Data records
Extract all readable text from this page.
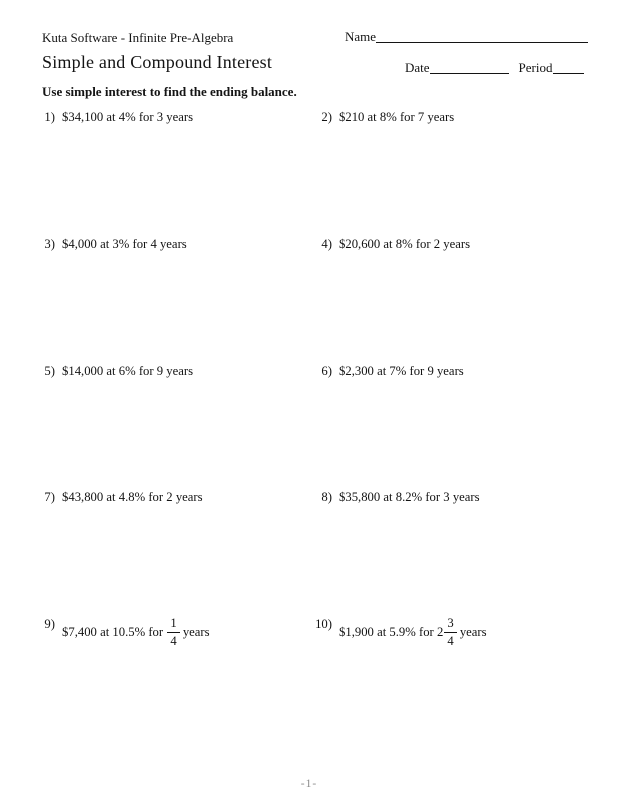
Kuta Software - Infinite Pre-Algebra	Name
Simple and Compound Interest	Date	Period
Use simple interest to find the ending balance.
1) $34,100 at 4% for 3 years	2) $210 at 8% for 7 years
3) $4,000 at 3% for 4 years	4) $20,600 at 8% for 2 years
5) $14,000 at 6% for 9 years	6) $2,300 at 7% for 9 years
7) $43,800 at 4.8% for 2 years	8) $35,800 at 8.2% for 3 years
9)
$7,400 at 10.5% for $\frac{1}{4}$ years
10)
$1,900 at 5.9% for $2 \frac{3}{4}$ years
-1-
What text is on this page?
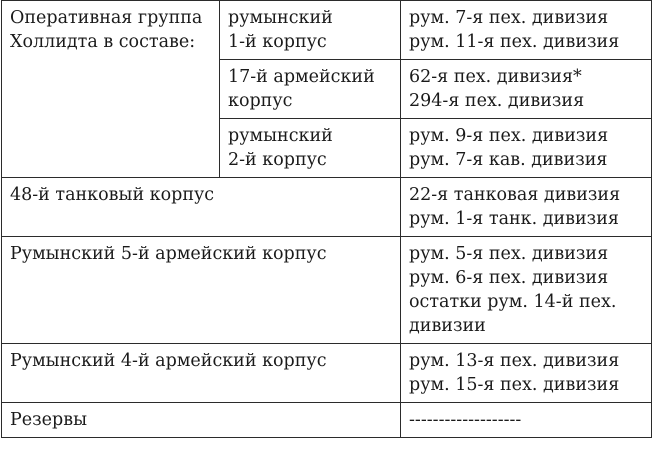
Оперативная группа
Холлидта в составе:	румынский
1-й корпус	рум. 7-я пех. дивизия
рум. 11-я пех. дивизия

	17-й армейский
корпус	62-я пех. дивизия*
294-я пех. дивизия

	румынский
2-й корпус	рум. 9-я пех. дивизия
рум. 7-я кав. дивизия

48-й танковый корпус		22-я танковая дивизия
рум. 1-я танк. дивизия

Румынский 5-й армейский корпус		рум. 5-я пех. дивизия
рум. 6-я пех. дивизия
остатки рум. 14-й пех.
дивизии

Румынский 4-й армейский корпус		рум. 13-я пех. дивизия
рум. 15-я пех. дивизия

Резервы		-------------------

● **Direction**
Quote every record above exactly, omitting any pictures they contain.

● **Result**
Extract all readable text from this page.
Kuta Software - Infinite Pre-Algebra	Name
Simple and Compound Interest	Date	Period
Use simple interest to find the ending balance.
1) $34,100 at 4% for 3 years	2) $210 at 8% for 7 years
3) $4,000 at 3% for 4 years	4) $20,600 at 8% for 2 years
5) $14,000 at 6% for 9 years	6) $2,300 at 7% for 9 years
7) $43,800 at 4.8% for 2 years	8) $35,800 at 8.2% for 3 years
9)
$7,400 at 10.5% for $\frac{1}{4}$ years
10)
$1,900 at 5.9% for $2 \frac{3}{4}$ years
-1-
What text is on this page?
Оперативная группа
Холлидта в составе:	румынский
1-й корпус	рум. 7-я пех. дивизия
рум. 11-я пех. дивизия

	17-й армейский
корпус	62-я пех. дивизия*
294-я пех. дивизия

	румынский
2-й корпус	рум. 9-я пех. дивизия
рум. 7-я кав. дивизия

48-й танковый корпус		22-я танковая дивизия
рум. 1-я танк. дивизия

Румынский 5-й армейский корпус		рум. 5-я пех. дивизия
рум. 6-я пех. дивизия
остатки рум. 14-й пех.
дивизии

Румынский 4-й армейский корпус		рум. 13-я пех. дивизия
рум. 15-я пех. дивизия

Резервы		-------------------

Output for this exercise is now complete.